[start of DATA SUPPLIED]
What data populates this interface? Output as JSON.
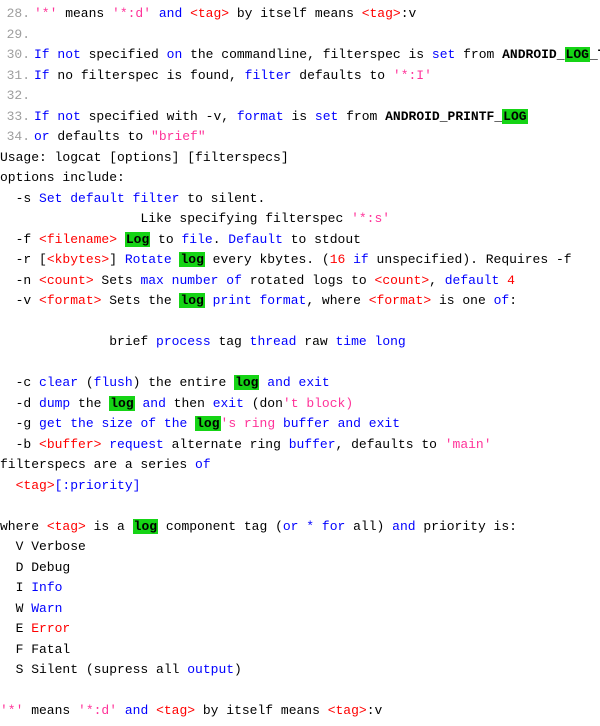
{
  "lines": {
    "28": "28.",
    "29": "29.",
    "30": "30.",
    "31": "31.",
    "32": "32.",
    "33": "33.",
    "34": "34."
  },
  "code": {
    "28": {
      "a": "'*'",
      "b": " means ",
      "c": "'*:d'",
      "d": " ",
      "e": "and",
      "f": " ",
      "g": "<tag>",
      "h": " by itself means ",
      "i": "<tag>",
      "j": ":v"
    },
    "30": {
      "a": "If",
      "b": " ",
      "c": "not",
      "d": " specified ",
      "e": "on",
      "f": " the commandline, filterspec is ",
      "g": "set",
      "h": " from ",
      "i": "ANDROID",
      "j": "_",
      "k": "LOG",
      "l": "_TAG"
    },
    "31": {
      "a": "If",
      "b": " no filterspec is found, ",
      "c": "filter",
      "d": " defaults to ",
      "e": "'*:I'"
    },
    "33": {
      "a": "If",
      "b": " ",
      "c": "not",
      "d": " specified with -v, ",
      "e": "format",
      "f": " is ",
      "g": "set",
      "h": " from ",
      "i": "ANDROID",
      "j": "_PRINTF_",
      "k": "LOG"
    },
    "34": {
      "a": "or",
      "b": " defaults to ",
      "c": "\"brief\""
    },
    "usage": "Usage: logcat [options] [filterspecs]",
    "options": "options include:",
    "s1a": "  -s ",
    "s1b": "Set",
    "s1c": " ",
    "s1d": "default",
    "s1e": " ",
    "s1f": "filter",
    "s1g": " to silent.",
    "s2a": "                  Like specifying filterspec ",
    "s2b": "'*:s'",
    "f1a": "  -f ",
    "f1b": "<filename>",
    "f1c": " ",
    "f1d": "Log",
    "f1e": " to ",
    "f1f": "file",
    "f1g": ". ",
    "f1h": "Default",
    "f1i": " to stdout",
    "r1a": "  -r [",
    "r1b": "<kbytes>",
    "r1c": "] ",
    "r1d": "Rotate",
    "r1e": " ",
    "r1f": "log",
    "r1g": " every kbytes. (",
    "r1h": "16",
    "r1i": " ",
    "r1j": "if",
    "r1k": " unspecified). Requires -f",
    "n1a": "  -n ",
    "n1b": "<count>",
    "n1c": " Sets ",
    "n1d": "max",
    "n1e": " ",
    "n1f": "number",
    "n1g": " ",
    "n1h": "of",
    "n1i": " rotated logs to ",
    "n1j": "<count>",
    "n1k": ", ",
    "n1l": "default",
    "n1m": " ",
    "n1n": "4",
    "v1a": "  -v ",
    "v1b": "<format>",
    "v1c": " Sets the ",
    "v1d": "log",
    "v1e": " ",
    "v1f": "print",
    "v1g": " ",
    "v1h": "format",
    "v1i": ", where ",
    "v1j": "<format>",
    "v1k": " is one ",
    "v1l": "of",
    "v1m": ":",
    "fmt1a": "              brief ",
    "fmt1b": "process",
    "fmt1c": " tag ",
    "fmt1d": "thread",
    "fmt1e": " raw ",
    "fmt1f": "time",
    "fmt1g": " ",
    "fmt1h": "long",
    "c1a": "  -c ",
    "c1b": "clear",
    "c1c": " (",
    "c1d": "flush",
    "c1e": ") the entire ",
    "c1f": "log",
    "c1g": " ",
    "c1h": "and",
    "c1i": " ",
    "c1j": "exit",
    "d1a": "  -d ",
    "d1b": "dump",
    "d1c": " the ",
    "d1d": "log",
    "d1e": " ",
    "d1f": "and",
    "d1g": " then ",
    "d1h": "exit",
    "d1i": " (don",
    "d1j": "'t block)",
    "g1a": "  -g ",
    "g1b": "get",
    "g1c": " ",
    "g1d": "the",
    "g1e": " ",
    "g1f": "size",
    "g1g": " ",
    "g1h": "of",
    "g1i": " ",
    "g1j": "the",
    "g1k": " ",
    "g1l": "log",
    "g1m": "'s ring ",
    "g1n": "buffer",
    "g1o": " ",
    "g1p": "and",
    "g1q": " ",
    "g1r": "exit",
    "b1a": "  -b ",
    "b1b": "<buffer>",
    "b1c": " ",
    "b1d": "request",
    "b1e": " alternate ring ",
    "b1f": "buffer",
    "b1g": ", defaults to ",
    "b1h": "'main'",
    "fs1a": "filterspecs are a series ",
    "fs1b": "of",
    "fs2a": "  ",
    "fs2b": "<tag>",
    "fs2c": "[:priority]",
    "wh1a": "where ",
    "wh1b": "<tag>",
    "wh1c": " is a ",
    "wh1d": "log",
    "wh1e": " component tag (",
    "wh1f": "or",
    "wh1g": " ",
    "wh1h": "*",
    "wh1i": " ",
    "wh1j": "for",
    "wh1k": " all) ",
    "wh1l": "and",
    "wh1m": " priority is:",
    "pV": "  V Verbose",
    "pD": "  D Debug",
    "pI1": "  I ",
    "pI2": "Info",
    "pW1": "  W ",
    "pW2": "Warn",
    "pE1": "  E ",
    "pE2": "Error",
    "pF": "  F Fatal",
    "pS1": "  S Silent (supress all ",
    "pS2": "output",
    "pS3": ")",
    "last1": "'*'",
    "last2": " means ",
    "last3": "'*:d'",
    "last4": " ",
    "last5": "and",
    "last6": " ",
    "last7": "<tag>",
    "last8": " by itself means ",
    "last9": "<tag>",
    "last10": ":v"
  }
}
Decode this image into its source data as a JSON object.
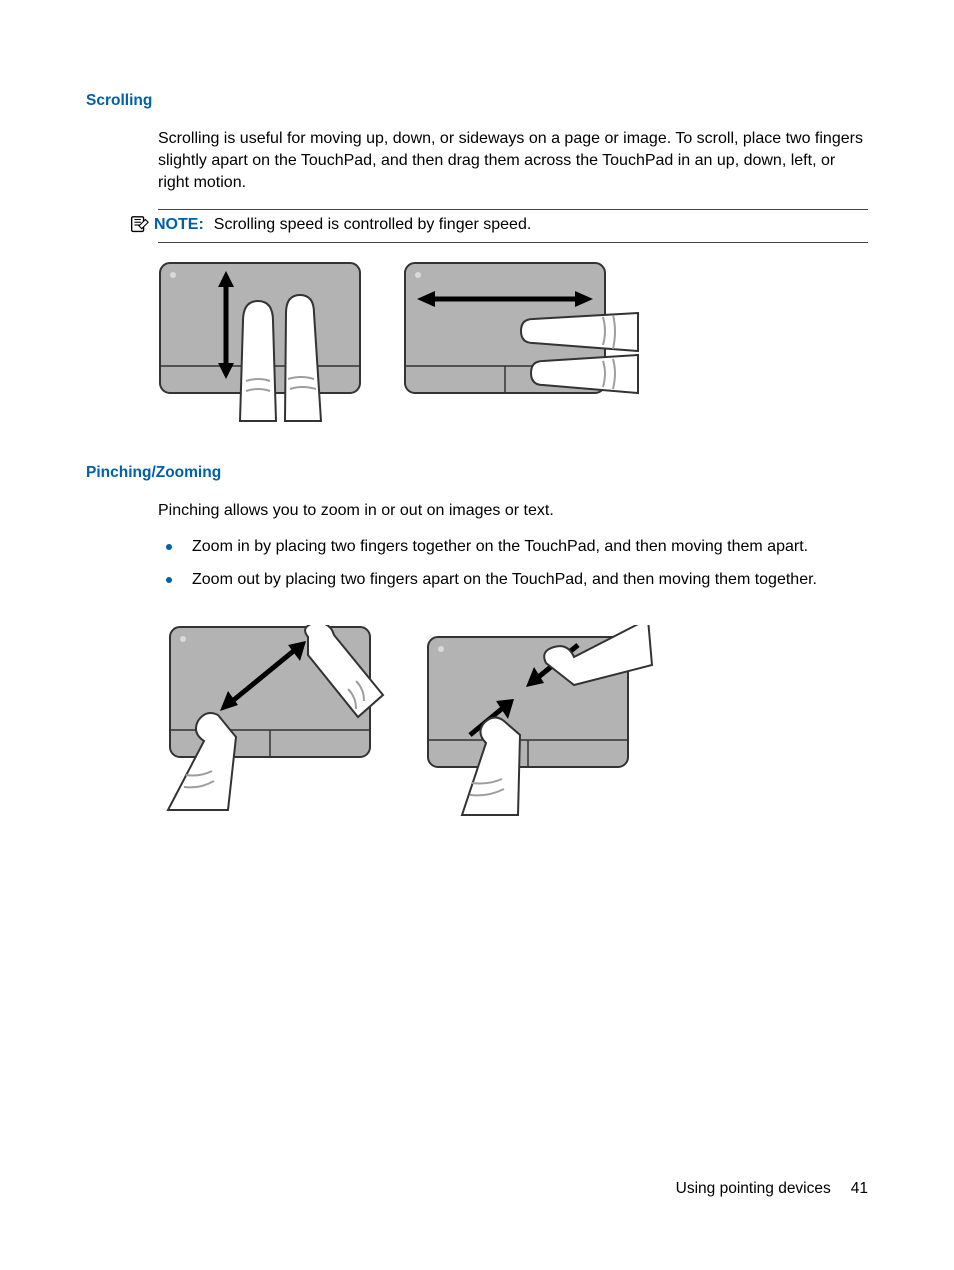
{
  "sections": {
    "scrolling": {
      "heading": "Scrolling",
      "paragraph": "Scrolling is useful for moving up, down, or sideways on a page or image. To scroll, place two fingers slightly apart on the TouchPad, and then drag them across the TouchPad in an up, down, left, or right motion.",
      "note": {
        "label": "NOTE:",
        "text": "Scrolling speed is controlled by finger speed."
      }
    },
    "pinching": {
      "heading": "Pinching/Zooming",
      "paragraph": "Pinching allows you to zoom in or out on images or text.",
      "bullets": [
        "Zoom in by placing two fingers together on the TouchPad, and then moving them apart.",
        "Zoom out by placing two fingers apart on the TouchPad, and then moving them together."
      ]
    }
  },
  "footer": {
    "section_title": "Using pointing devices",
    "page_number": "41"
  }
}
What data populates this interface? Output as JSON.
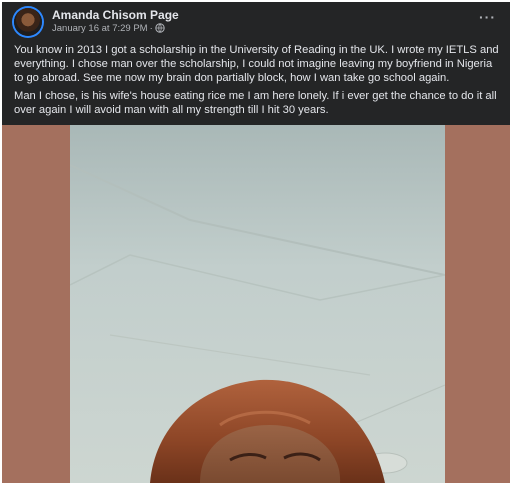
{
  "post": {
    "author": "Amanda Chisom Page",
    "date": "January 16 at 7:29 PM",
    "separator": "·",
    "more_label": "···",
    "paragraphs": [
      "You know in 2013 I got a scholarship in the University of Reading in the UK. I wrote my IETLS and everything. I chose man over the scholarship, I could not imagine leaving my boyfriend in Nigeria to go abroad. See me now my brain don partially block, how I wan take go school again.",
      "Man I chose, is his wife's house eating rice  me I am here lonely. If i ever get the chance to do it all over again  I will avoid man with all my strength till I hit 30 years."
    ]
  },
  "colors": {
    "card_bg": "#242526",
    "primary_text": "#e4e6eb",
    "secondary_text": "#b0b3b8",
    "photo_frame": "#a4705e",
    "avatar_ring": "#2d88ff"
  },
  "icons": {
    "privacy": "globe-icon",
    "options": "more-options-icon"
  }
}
[end of DATA SUPPLIED]
AIM.
For this exercise, gather every line of the data that contains the word "placing".

RESULT FOR THIS TASK.
        "Zoom in by placing two fingers together on the TouchPad, and then moving them apart.",
        "Zoom out by placing two fingers apart on the TouchPad, and then moving them together."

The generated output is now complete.